Count how many lines of the data include "Temperature". The answer is that number and nothing else.

>> START DATA EXCERPTS

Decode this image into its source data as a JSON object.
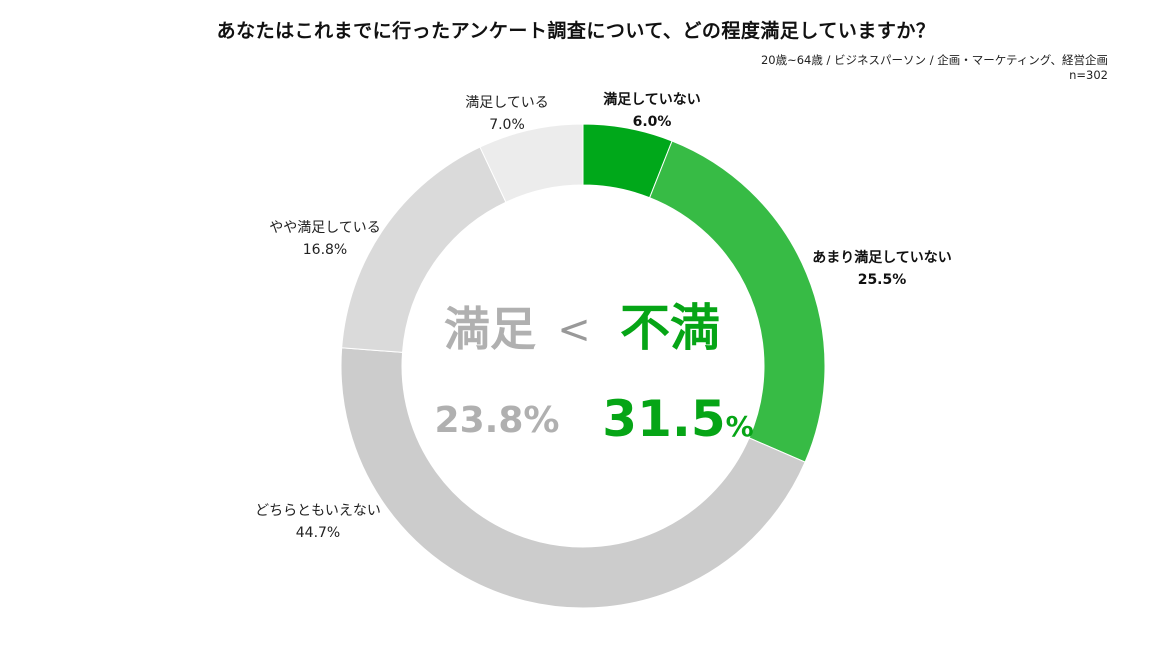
{
  "title": "あなたはこれまでに行ったアンケート調査について、どの程度満足していますか？",
  "subtitle": "20歳~64歳 / ビジネスパーソン / 企画・マーケティング、経営企画",
  "sample": "n=302",
  "center": {
    "satisfied_label": "満足",
    "comparator": "<",
    "dissatisfied_label": "不満",
    "satisfied_value": "23.8%",
    "dissatisfied_number": "31.5",
    "dissatisfied_unit": "%"
  },
  "colors": {
    "dissatisfied_text": "#06a516",
    "satisfied_text": "#b0b0b0"
  },
  "chart_data": {
    "type": "pie",
    "donut": true,
    "start": "top, clockwise",
    "slices": [
      {
        "label": "満足していない",
        "value": 6.0,
        "display": "6.0%",
        "color": "#00a81a",
        "bold": true
      },
      {
        "label": "あまり満足していない",
        "value": 25.5,
        "display": "25.5%",
        "color": "#37bb45",
        "bold": true
      },
      {
        "label": "どちらともいえない",
        "value": 44.7,
        "display": "44.7%",
        "color": "#cccccc",
        "bold": false
      },
      {
        "label": "やや満足している",
        "value": 16.8,
        "display": "16.8%",
        "color": "#dadada",
        "bold": false
      },
      {
        "label": "満足している",
        "value": 7.0,
        "display": "7.0%",
        "color": "#ececec",
        "bold": false
      }
    ]
  }
}
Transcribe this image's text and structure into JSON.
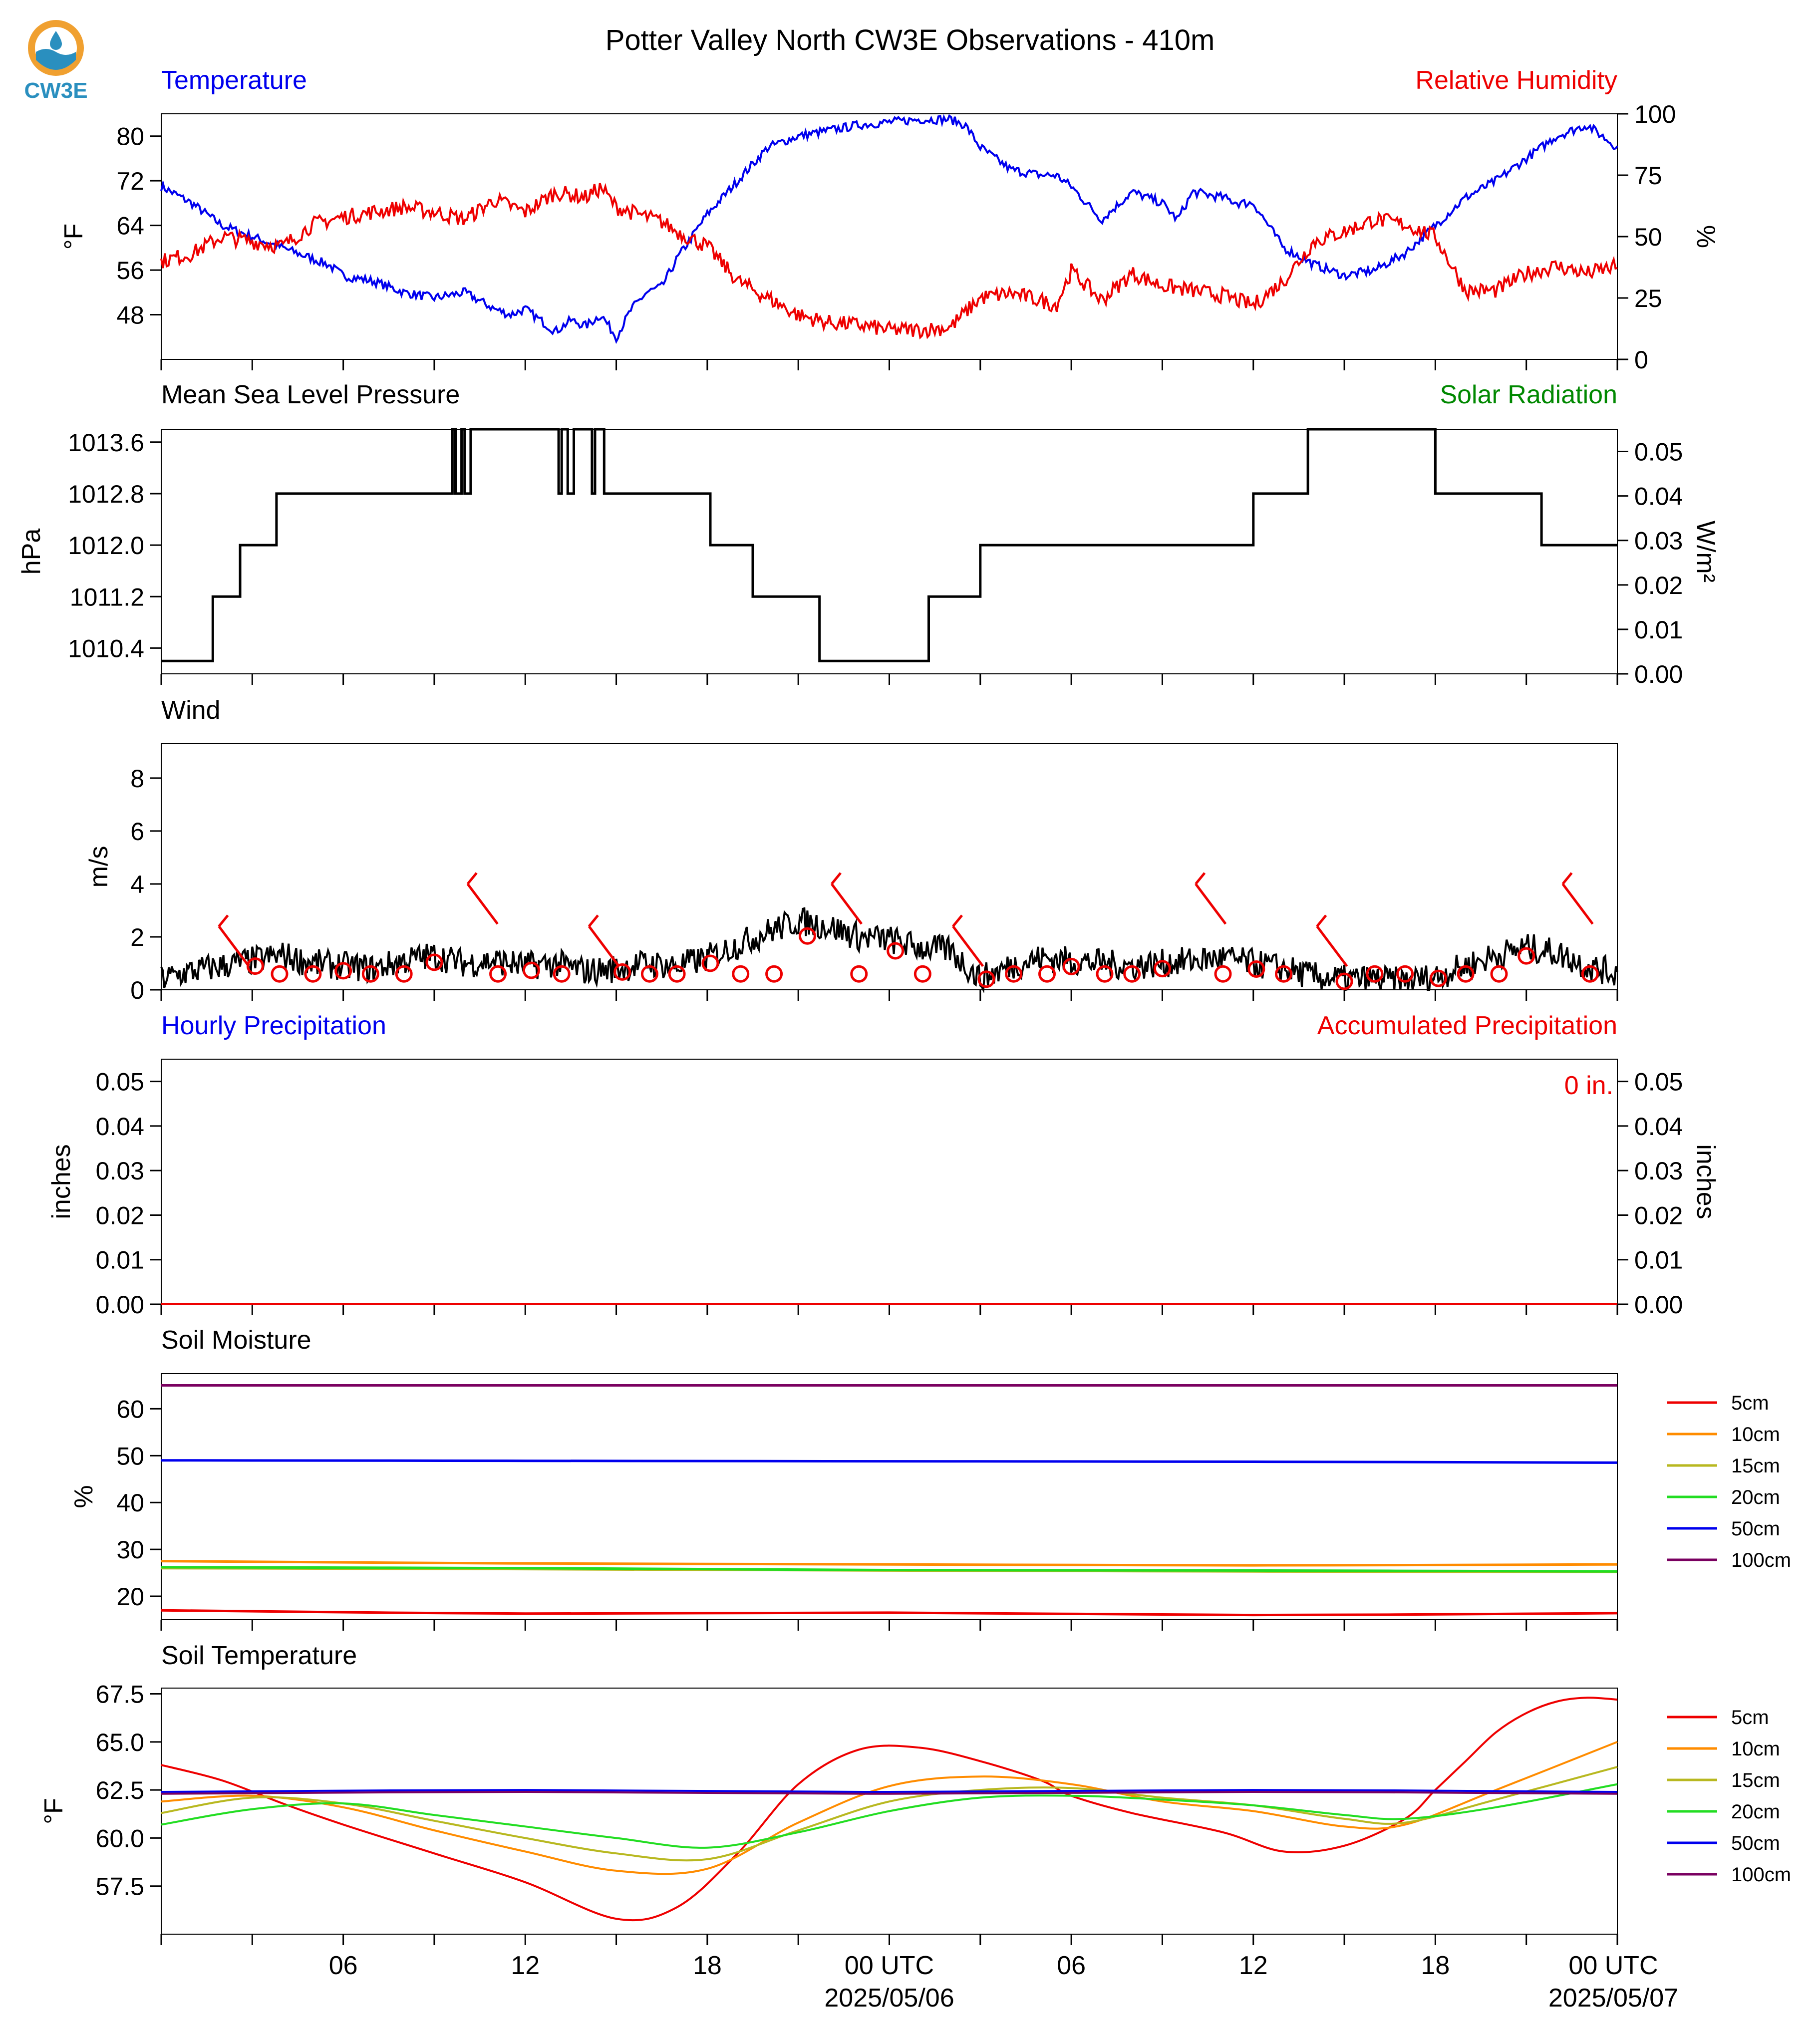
{
  "title": "Potter Valley North CW3E Observations - 410m",
  "logo": {
    "text": "CW3E",
    "colors": {
      "ring": "#f0a030",
      "wave": "#2a8fbf",
      "drop": "#2a8fbf"
    }
  },
  "colors": {
    "blue": "#0000ee",
    "red": "#ee0000",
    "green": "#008800",
    "black": "#000000",
    "orange": "#ff8c00",
    "olive": "#b8b820",
    "lime": "#22dd22",
    "purple": "#7a0060"
  },
  "time_axis": {
    "start_hour": 0,
    "end_hour": 48,
    "tick_hours": [
      6,
      12,
      18,
      24,
      30,
      36,
      42,
      48
    ],
    "tick_labels": [
      "06",
      "12",
      "18",
      "00 UTC",
      "06",
      "12",
      "18",
      "00 UTC"
    ],
    "date_labels": [
      "2025/05/06",
      "2025/05/07"
    ],
    "date_label_hours": [
      24,
      48
    ]
  },
  "legend_entries": [
    "5cm",
    "10cm",
    "15cm",
    "20cm",
    "50cm",
    "100cm"
  ],
  "chart_data": [
    {
      "type": "line",
      "left_title": "Temperature",
      "right_title": "Relative Humidity",
      "ylabel": "°F",
      "ylabel_right": "%",
      "yticks": [
        "48",
        "56",
        "64",
        "72",
        "80"
      ],
      "ylim": [
        40,
        84
      ],
      "yticks_right": [
        "0",
        "25",
        "50",
        "75",
        "100"
      ],
      "ylim_right": [
        0,
        100
      ],
      "series": [
        {
          "name": "Temperature",
          "axis": "left",
          "color": "#0000ee",
          "x": [
            0,
            1,
            2,
            3,
            4,
            5,
            5.5,
            6,
            7,
            8,
            9,
            10,
            11,
            11.5,
            12,
            12.5,
            13,
            13.5,
            14,
            14.5,
            15,
            15.5,
            16,
            16.5,
            17,
            18,
            19,
            20,
            21,
            22,
            23,
            24,
            25,
            26,
            26.5,
            27,
            28,
            29,
            29.5,
            30,
            31,
            32,
            33,
            33.5,
            34,
            35,
            35.5,
            36,
            37,
            38,
            39,
            40,
            41,
            42,
            43,
            44,
            45,
            46,
            47,
            48
          ],
          "y": [
            71,
            68,
            64,
            62,
            60,
            58,
            57,
            55,
            54,
            52,
            51,
            52,
            49,
            48,
            49,
            47,
            45,
            47,
            46,
            48,
            44,
            49,
            52,
            53,
            58,
            66,
            72,
            78,
            80,
            81,
            82,
            82.5,
            83,
            83,
            82,
            78,
            74,
            73,
            73,
            71,
            65,
            70,
            68,
            65,
            70,
            69,
            68,
            68,
            60,
            57,
            55,
            56,
            59,
            64,
            69,
            72,
            76,
            80,
            82,
            78
          ]
        },
        {
          "name": "Relative Humidity",
          "axis": "right",
          "color": "#ee0000",
          "x": [
            0,
            1,
            2,
            3,
            4,
            5,
            6,
            7,
            8,
            9,
            10,
            11,
            12,
            13,
            14,
            14.5,
            15,
            15.5,
            16,
            16.5,
            17,
            18,
            19,
            20,
            21,
            22,
            23,
            24,
            25,
            26,
            27,
            28,
            29,
            29.5,
            30,
            31,
            32,
            33,
            34,
            35,
            36,
            37,
            38,
            39,
            40,
            41,
            42,
            43,
            44,
            45,
            46,
            47,
            48
          ],
          "y": [
            40,
            43,
            50,
            48,
            46,
            55,
            58,
            60,
            62,
            60,
            57,
            65,
            60,
            68,
            66,
            70,
            62,
            60,
            58,
            56,
            52,
            46,
            32,
            25,
            18,
            15,
            14,
            12,
            12,
            13,
            25,
            27,
            24,
            22,
            36,
            24,
            35,
            30,
            28,
            26,
            22,
            32,
            48,
            52,
            57,
            55,
            50,
            28,
            28,
            35,
            38,
            35,
            38
          ]
        }
      ]
    },
    {
      "type": "line",
      "left_title": "Mean Sea Level Pressure",
      "right_title": "Solar Radiation",
      "ylabel": "hPa",
      "ylabel_right": "W/m²",
      "yticks": [
        "1010.4",
        "1011.2",
        "1012.0",
        "1012.8",
        "1013.6"
      ],
      "ylim": [
        1010.0,
        1013.8
      ],
      "yticks_right": [
        "0.00",
        "0.01",
        "0.02",
        "0.03",
        "0.04",
        "0.05"
      ],
      "ylim_right": [
        0,
        0.055
      ],
      "series": [
        {
          "name": "Mean Sea Level Pressure",
          "axis": "left",
          "color": "#000000",
          "step": true,
          "x": [
            0,
            1.7,
            2.6,
            3.8,
            9.6,
            9.7,
            9.9,
            10.0,
            10.2,
            13.1,
            13.2,
            13.4,
            13.6,
            14.2,
            14.3,
            14.6,
            18.1,
            18.2,
            19.5,
            19.6,
            21.7,
            21.8,
            25.3,
            25.4,
            27.0,
            27.1,
            36.0,
            37.8,
            42.0,
            45.5,
            48.0
          ],
          "y": [
            1010.2,
            1011.2,
            1012.0,
            1012.8,
            1013.8,
            1012.8,
            1013.8,
            1012.8,
            1013.8,
            1012.8,
            1013.8,
            1012.8,
            1013.8,
            1012.8,
            1013.8,
            1012.8,
            1012.0,
            1012.0,
            1011.2,
            1011.2,
            1010.2,
            1010.2,
            1011.2,
            1011.2,
            1012.0,
            1012.0,
            1012.8,
            1013.8,
            1012.8,
            1012.0,
            1012.0
          ]
        }
      ]
    },
    {
      "type": "line",
      "left_title": "Wind",
      "ylabel": "m/s",
      "yticks": [
        "0",
        "2",
        "4",
        "6",
        "8"
      ],
      "ylim": [
        0,
        9.3
      ],
      "series": [
        {
          "name": "Wind",
          "axis": "left",
          "color": "#000000",
          "x": [
            0,
            1,
            2,
            3,
            4,
            5,
            6,
            7,
            8,
            9,
            10,
            11,
            12,
            13,
            14,
            15,
            16,
            17,
            18,
            19,
            20,
            21,
            22,
            23,
            24,
            25,
            26,
            27,
            28,
            29,
            30,
            31,
            32,
            33,
            34,
            35,
            36,
            37,
            38,
            39,
            40,
            41,
            42,
            43,
            44,
            45,
            46,
            47,
            48
          ],
          "y": [
            0.4,
            0.7,
            0.9,
            1.1,
            1.3,
            1.0,
            0.9,
            0.8,
            1.1,
            1.3,
            1.0,
            1.1,
            0.9,
            1.0,
            0.7,
            0.8,
            1.0,
            0.9,
            1.2,
            1.7,
            2.2,
            2.6,
            2.4,
            2.0,
            1.9,
            1.6,
            1.5,
            0.4,
            0.9,
            1.2,
            1.1,
            1.0,
            0.9,
            1.0,
            1.1,
            1.2,
            1.0,
            0.8,
            0.5,
            0.4,
            0.4,
            0.3,
            0.5,
            0.9,
            1.3,
            1.6,
            1.4,
            0.9,
            0.6
          ],
          "noise": 0.55
        }
      ]
    },
    {
      "type": "line",
      "left_title": "Hourly Precipitation",
      "right_title": "Accumulated Precipitation",
      "annotation": "0 in.",
      "ylabel": "inches",
      "ylabel_right": "inches",
      "yticks": [
        "0.00",
        "0.01",
        "0.02",
        "0.03",
        "0.04",
        "0.05"
      ],
      "ylim": [
        0,
        0.055
      ],
      "series": [
        {
          "name": "Accumulated Precipitation",
          "axis": "left",
          "color": "#ee0000",
          "x": [
            0,
            48
          ],
          "y": [
            0,
            0
          ]
        }
      ]
    },
    {
      "type": "line",
      "left_title": "Soil Moisture",
      "ylabel": "%",
      "yticks": [
        "20",
        "30",
        "40",
        "50",
        "60"
      ],
      "ylim": [
        15,
        67.5
      ],
      "legend": "right",
      "series": [
        {
          "name": "5cm",
          "color": "#ee0000",
          "x": [
            0,
            12,
            24,
            36,
            48
          ],
          "y": [
            17.0,
            16.3,
            16.5,
            16.0,
            16.4
          ]
        },
        {
          "name": "10cm",
          "color": "#ff8c00",
          "x": [
            0,
            12,
            24,
            36,
            48
          ],
          "y": [
            27.5,
            27.0,
            26.8,
            26.6,
            26.8
          ]
        },
        {
          "name": "15cm",
          "color": "#b8b820",
          "x": [
            0,
            12,
            24,
            36,
            48
          ],
          "y": [
            26.0,
            25.8,
            25.5,
            25.3,
            25.2
          ]
        },
        {
          "name": "20cm",
          "color": "#22dd22",
          "x": [
            0,
            12,
            24,
            36,
            48
          ],
          "y": [
            26.2,
            26.0,
            25.6,
            25.5,
            25.3
          ]
        },
        {
          "name": "50cm",
          "color": "#0000ee",
          "x": [
            0,
            12,
            24,
            36,
            48
          ],
          "y": [
            49.0,
            48.9,
            48.8,
            48.7,
            48.5
          ]
        },
        {
          "name": "100cm",
          "color": "#7a0060",
          "x": [
            0,
            12,
            24,
            36,
            48
          ],
          "y": [
            65.0,
            65.0,
            65.0,
            65.0,
            65.0
          ]
        }
      ]
    },
    {
      "type": "line",
      "left_title": "Soil Temperature",
      "ylabel": "°F",
      "yticks": [
        "57.5",
        "60.0",
        "62.5",
        "65.0",
        "67.5"
      ],
      "ylim": [
        55,
        67.8
      ],
      "legend": "right",
      "series": [
        {
          "name": "5cm",
          "color": "#ee0000",
          "x": [
            0,
            2,
            4,
            6,
            9,
            12,
            15,
            17,
            19,
            21,
            23,
            25,
            27,
            29,
            30,
            32,
            35,
            37,
            39,
            41,
            42,
            43,
            44,
            45,
            46,
            47,
            48
          ],
          "y": [
            63.8,
            63.0,
            61.8,
            60.7,
            59.2,
            57.7,
            55.8,
            56.4,
            59.2,
            62.8,
            64.6,
            64.7,
            64.0,
            63.0,
            62.2,
            61.3,
            60.3,
            59.3,
            59.6,
            61.0,
            62.5,
            64.0,
            65.5,
            66.5,
            67.1,
            67.3,
            67.2
          ]
        },
        {
          "name": "10cm",
          "color": "#ff8c00",
          "x": [
            0,
            3,
            6,
            9,
            12,
            15,
            18,
            21,
            24,
            27,
            30,
            33,
            36,
            39,
            41,
            44,
            48
          ],
          "y": [
            61.9,
            62.2,
            61.6,
            60.4,
            59.3,
            58.3,
            58.4,
            60.8,
            62.7,
            63.2,
            62.8,
            61.9,
            61.4,
            60.6,
            60.7,
            62.5,
            65.0
          ]
        },
        {
          "name": "15cm",
          "color": "#b8b820",
          "x": [
            0,
            3,
            6,
            9,
            12,
            15,
            18,
            21,
            24,
            27,
            30,
            33,
            36,
            39,
            41,
            44,
            48
          ],
          "y": [
            61.3,
            62.1,
            61.8,
            60.9,
            60.0,
            59.2,
            58.9,
            60.4,
            61.9,
            62.5,
            62.6,
            62.1,
            61.7,
            61.0,
            60.8,
            62.0,
            63.7
          ]
        },
        {
          "name": "20cm",
          "color": "#22dd22",
          "x": [
            0,
            3,
            6,
            9,
            12,
            15,
            18,
            21,
            24,
            27,
            30,
            33,
            36,
            39,
            41,
            44,
            48
          ],
          "y": [
            60.7,
            61.5,
            61.8,
            61.2,
            60.6,
            60.0,
            59.5,
            60.3,
            61.4,
            62.1,
            62.2,
            62.0,
            61.7,
            61.2,
            61.0,
            61.6,
            62.8
          ]
        },
        {
          "name": "50cm",
          "color": "#0000ee",
          "x": [
            0,
            12,
            24,
            36,
            48
          ],
          "y": [
            62.4,
            62.5,
            62.4,
            62.5,
            62.4
          ]
        },
        {
          "name": "100cm",
          "color": "#7a0060",
          "x": [
            0,
            12,
            24,
            36,
            48
          ],
          "y": [
            62.3,
            62.4,
            62.3,
            62.4,
            62.3
          ]
        }
      ]
    }
  ]
}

>> END DATA EXCERPTS

■ **WRITTEN SOLUTION**
3